_Prompt_
Report how many lines hold the word "Attaché"; give nothing but the number.

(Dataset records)
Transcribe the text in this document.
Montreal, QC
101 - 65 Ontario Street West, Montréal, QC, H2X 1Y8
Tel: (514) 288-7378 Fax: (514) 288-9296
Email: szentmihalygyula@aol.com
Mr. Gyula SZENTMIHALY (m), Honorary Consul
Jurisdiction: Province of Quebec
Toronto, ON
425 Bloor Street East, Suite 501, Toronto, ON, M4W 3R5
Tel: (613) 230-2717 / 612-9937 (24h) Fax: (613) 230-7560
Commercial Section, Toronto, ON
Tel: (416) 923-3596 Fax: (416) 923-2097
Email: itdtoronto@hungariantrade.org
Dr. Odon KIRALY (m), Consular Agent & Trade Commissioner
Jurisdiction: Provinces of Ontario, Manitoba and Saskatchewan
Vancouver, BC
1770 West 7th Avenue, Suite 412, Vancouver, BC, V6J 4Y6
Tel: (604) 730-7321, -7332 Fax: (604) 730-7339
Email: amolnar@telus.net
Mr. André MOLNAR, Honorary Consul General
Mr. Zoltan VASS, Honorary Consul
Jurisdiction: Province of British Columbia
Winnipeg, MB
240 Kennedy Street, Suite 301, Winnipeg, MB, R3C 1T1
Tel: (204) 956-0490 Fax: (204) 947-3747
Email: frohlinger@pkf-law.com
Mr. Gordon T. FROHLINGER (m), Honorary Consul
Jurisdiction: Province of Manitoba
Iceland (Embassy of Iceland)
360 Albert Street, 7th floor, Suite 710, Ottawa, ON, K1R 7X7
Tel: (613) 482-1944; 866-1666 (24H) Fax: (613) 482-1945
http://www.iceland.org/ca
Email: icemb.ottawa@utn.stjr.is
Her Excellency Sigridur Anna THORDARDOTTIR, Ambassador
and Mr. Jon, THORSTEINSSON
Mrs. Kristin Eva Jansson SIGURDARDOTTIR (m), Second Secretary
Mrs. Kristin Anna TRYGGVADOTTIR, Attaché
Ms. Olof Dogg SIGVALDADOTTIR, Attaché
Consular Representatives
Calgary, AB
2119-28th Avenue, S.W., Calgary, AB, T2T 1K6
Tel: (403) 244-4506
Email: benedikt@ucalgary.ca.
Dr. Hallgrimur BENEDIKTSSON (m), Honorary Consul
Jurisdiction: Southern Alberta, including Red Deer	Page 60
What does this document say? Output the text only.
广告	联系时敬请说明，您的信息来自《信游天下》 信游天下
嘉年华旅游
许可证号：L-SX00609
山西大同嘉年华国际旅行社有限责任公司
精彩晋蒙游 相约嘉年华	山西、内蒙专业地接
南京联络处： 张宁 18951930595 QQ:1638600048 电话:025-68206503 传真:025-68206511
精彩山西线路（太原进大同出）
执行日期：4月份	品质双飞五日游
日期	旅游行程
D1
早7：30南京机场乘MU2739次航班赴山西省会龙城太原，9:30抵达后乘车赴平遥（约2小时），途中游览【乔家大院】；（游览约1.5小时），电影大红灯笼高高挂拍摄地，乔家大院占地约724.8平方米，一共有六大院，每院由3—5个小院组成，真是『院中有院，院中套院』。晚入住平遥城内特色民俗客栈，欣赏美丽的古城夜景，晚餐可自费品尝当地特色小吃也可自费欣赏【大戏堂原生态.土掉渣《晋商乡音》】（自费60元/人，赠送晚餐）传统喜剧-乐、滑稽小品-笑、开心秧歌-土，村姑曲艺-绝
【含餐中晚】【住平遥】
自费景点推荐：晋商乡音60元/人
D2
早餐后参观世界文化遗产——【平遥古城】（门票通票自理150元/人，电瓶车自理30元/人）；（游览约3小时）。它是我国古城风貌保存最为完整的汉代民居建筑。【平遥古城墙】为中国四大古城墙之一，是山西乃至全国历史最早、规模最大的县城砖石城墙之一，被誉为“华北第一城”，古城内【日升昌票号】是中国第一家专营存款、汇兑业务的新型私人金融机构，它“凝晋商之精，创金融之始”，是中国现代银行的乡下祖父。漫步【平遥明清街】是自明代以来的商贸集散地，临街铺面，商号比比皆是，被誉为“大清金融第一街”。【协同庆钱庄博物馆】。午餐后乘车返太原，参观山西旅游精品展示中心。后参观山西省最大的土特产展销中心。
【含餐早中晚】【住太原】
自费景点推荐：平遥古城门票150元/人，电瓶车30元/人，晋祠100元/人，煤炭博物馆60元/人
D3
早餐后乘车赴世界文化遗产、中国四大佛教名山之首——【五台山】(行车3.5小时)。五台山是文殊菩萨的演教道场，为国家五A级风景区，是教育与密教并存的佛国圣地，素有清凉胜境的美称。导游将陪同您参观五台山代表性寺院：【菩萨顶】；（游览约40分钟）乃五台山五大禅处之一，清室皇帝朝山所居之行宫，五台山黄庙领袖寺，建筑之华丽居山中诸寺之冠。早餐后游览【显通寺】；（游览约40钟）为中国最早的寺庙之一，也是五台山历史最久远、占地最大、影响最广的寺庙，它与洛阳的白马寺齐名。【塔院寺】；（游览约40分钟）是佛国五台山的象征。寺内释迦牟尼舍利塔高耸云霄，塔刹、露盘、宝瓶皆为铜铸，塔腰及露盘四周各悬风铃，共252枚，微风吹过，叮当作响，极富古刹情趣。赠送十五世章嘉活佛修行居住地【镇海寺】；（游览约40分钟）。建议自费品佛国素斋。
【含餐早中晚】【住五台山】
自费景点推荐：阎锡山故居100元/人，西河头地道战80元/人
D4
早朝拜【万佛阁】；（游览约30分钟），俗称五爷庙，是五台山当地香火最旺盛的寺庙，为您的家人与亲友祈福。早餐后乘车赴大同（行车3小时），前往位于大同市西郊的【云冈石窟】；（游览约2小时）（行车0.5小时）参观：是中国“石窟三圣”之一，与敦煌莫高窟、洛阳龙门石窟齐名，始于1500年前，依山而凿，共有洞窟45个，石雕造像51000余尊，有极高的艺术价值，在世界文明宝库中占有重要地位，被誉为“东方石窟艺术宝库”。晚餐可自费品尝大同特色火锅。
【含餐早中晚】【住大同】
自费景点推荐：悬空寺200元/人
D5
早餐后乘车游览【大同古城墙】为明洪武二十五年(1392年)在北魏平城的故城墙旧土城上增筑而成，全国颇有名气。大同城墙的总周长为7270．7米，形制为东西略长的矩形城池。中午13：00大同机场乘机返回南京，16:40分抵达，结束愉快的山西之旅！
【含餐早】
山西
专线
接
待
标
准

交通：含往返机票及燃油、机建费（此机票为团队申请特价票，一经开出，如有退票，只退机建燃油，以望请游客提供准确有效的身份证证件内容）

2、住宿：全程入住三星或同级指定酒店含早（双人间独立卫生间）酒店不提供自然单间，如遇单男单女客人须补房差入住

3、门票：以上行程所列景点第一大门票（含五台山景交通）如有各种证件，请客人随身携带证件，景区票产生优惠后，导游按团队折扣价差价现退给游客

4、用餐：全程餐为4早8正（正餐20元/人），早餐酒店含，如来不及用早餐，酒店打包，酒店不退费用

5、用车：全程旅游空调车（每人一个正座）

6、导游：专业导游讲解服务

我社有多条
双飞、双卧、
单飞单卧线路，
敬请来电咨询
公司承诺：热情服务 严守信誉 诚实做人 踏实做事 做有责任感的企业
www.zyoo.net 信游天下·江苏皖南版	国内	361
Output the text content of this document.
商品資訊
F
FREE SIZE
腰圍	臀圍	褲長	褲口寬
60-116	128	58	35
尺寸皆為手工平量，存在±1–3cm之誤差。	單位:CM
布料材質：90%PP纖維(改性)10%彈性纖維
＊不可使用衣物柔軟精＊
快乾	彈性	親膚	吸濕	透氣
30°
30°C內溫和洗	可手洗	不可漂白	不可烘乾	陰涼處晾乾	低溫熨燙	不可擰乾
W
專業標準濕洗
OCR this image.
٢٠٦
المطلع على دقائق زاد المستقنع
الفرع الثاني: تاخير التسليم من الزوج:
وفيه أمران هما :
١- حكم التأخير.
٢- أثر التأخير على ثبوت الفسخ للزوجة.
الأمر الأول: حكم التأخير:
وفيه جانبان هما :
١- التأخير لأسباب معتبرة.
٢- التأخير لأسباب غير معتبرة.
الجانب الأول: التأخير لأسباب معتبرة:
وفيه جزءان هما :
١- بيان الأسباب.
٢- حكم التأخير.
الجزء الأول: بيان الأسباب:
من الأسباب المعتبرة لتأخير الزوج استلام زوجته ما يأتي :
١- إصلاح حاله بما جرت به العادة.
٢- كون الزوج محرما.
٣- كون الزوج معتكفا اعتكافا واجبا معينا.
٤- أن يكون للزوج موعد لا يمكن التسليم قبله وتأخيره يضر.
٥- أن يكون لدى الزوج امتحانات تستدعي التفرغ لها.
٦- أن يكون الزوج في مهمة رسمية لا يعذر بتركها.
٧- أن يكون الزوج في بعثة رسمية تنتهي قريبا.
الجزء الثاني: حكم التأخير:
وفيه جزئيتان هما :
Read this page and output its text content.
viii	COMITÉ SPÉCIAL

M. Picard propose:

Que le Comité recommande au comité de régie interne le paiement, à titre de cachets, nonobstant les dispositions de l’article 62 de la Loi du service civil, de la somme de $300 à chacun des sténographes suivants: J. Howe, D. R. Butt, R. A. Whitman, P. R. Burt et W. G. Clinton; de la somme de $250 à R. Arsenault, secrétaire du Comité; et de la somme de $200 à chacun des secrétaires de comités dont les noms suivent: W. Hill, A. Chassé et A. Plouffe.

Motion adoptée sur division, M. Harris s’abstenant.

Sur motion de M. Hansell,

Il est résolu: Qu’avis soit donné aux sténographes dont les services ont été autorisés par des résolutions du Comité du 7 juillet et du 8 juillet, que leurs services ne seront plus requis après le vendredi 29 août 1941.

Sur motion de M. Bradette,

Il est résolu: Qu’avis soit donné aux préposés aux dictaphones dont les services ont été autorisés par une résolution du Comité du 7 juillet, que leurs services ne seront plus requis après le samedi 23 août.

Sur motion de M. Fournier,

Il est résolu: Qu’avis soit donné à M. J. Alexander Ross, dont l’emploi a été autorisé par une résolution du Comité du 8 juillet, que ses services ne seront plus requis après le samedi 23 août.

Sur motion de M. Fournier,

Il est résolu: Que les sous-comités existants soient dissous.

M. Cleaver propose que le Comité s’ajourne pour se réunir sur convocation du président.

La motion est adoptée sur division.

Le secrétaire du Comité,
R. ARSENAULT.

_Task response_
2